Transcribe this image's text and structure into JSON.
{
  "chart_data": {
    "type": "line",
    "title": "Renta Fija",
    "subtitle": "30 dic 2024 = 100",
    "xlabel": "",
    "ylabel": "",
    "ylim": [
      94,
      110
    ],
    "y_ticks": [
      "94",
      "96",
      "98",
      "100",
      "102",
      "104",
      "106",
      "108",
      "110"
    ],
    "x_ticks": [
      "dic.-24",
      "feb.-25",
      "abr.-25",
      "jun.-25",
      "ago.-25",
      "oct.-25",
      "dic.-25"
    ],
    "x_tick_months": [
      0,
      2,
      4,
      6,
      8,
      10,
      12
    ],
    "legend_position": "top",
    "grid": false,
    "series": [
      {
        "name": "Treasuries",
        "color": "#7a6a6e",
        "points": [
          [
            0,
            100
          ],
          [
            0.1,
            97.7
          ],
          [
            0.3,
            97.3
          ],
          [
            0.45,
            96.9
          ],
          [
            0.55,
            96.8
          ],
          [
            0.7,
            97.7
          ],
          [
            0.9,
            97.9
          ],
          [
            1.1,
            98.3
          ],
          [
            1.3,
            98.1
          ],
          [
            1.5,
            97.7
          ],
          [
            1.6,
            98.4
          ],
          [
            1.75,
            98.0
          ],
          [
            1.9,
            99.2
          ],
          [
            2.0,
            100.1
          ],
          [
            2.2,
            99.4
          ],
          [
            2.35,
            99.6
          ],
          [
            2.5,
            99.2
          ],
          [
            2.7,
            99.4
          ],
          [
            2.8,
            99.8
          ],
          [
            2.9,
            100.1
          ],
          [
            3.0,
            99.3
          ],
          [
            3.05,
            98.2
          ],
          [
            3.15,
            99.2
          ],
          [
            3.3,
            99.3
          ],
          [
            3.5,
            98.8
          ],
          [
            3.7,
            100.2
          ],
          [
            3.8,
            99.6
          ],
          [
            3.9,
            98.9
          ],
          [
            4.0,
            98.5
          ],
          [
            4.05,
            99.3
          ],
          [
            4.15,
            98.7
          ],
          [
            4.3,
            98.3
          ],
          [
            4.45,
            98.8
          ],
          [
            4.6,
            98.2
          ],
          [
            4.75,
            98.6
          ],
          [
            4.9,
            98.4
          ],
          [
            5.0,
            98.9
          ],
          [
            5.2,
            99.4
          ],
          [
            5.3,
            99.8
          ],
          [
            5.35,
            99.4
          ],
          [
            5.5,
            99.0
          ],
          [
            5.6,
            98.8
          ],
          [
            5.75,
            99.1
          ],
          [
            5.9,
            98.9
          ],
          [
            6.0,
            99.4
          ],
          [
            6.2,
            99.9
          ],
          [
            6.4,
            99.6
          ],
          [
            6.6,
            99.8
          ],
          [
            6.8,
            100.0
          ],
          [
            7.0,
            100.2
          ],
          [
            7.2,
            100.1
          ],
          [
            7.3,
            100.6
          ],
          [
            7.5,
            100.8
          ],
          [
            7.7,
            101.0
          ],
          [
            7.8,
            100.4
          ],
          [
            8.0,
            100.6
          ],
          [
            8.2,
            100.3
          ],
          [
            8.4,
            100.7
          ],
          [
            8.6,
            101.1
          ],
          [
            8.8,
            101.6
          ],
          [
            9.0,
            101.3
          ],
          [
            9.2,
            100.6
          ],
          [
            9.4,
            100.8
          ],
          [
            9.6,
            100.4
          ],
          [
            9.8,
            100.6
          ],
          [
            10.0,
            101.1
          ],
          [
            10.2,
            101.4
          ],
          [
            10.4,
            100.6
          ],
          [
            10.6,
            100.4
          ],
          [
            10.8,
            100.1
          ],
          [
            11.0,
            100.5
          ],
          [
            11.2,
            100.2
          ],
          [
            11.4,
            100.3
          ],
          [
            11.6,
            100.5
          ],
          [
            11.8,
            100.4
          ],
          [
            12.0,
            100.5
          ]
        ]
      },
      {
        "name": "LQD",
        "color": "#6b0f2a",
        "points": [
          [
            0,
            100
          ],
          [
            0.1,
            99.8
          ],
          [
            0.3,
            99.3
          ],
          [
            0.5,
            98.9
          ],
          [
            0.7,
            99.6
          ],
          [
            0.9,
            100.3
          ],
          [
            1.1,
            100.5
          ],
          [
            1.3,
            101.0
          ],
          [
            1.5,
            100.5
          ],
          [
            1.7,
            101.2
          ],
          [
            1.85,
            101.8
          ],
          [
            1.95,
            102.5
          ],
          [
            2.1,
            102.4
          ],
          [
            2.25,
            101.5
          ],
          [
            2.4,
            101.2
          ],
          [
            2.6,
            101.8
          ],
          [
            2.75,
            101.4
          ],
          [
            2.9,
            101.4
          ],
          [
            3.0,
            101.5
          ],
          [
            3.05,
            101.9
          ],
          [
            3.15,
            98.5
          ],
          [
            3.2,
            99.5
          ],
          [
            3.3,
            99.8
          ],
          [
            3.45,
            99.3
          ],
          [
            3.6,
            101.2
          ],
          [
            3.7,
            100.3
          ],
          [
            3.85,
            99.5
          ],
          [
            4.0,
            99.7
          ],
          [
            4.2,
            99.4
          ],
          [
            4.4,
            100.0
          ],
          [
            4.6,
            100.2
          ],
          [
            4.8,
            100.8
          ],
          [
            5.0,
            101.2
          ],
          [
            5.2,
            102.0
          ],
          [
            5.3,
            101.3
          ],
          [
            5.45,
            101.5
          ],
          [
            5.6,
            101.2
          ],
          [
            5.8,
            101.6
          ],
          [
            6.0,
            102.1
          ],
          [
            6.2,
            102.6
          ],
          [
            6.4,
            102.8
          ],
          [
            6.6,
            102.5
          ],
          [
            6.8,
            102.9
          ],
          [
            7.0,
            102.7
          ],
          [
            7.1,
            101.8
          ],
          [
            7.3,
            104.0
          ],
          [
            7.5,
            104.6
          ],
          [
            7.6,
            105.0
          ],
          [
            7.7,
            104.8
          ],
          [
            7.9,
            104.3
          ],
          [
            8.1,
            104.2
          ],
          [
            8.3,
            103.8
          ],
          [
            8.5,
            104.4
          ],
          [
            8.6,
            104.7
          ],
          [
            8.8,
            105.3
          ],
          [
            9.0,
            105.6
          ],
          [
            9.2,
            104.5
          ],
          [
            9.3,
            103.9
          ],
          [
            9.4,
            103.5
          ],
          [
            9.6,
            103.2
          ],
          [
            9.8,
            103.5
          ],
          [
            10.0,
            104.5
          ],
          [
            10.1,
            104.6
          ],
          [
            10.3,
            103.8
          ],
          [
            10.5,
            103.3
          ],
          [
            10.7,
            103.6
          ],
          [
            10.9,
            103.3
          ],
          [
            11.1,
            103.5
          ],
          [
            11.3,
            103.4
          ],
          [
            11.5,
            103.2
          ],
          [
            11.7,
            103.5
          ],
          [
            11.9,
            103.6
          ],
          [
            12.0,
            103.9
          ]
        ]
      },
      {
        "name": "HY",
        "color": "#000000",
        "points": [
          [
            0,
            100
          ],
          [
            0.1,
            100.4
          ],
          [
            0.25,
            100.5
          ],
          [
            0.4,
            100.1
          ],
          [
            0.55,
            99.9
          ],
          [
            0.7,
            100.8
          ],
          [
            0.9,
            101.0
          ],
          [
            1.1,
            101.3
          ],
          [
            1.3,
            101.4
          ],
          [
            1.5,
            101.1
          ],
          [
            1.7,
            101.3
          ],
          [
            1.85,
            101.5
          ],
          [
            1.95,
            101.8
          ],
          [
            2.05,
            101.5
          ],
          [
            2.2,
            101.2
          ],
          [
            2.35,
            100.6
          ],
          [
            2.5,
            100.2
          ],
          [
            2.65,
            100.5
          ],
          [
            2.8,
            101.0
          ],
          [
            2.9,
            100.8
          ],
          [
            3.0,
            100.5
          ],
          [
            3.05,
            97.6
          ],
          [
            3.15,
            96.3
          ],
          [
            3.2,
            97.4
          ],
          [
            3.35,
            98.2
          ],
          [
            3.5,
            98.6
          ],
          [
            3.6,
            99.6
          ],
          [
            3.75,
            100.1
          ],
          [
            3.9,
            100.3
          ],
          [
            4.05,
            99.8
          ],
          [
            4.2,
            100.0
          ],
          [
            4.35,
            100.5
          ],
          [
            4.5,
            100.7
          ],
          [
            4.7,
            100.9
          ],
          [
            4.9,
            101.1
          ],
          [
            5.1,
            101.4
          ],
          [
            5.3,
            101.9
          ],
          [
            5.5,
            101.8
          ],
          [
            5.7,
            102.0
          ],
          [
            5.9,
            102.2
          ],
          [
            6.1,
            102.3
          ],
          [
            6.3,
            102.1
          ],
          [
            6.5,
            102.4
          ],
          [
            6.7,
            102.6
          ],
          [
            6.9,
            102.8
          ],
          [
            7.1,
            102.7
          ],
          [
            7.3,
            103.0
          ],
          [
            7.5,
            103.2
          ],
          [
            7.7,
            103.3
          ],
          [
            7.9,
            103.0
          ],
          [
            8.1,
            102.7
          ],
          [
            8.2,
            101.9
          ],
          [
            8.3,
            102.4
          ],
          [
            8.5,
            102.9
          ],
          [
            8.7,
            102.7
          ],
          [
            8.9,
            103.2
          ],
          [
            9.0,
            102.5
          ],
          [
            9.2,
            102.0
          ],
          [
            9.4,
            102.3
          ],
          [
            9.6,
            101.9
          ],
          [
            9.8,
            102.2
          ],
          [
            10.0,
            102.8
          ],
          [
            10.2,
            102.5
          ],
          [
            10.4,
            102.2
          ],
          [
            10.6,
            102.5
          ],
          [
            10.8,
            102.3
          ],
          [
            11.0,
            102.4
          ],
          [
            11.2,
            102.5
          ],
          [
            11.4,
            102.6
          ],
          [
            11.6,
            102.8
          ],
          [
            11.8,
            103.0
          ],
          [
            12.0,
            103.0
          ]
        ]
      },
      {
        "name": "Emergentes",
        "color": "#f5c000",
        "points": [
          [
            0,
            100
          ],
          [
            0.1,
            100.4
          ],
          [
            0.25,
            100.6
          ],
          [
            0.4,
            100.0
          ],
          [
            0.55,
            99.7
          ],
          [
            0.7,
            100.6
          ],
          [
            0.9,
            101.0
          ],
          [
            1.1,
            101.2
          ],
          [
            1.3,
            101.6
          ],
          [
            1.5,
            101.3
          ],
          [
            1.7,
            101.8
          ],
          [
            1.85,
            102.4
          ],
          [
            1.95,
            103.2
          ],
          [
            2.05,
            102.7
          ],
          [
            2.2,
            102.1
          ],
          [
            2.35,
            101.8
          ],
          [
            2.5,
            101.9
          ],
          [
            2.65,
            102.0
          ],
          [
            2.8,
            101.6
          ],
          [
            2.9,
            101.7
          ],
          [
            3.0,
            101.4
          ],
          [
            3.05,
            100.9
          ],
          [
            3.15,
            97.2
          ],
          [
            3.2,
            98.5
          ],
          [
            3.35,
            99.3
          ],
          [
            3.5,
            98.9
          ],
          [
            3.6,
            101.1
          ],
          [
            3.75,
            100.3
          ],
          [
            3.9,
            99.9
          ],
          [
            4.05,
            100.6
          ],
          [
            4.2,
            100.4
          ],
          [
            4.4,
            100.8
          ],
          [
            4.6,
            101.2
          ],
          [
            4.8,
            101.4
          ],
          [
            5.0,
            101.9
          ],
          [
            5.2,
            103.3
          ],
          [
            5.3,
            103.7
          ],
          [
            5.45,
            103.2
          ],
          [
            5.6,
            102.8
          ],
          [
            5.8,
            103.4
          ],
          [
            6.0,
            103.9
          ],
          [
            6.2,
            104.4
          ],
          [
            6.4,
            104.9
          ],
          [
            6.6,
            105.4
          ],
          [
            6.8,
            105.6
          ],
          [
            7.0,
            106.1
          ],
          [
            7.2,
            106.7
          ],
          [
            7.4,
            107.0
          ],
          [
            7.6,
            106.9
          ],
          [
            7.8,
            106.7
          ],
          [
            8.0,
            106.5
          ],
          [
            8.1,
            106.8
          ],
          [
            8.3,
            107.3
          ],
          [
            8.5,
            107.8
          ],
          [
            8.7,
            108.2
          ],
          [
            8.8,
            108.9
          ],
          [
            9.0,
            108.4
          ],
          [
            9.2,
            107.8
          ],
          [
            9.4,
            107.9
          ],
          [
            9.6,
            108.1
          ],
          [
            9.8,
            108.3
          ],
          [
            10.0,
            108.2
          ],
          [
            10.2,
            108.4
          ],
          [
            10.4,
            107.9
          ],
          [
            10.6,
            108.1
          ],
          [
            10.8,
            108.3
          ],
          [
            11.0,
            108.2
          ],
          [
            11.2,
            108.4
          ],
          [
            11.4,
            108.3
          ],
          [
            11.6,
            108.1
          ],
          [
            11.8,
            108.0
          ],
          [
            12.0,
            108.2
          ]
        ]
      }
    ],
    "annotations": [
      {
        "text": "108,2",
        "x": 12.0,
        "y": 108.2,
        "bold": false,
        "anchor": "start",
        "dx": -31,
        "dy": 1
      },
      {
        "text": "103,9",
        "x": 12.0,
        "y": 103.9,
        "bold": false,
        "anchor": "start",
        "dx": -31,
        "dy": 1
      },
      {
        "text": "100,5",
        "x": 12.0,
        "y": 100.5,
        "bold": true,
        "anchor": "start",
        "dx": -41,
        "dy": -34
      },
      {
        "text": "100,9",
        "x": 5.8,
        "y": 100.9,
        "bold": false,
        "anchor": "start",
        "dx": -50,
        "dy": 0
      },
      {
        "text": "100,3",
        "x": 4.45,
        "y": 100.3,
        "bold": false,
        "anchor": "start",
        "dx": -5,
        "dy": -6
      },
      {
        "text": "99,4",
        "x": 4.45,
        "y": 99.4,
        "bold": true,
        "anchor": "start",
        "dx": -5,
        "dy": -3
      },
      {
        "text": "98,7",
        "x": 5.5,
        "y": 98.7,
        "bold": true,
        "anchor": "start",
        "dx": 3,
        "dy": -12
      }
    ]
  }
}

***

● **WHAT IS BEING ASKED**: Show, from the material above, each line that includes the string "text".

● **TASK RESPONSE**:
Transcribe this image's text and structure into JSON.
        "text": "108,2",
        "text": "103,9",
        "text": "100,5",
        "text": "100,9",
        "text": "100,3",
        "text": "99,4",
        "text": "98,7",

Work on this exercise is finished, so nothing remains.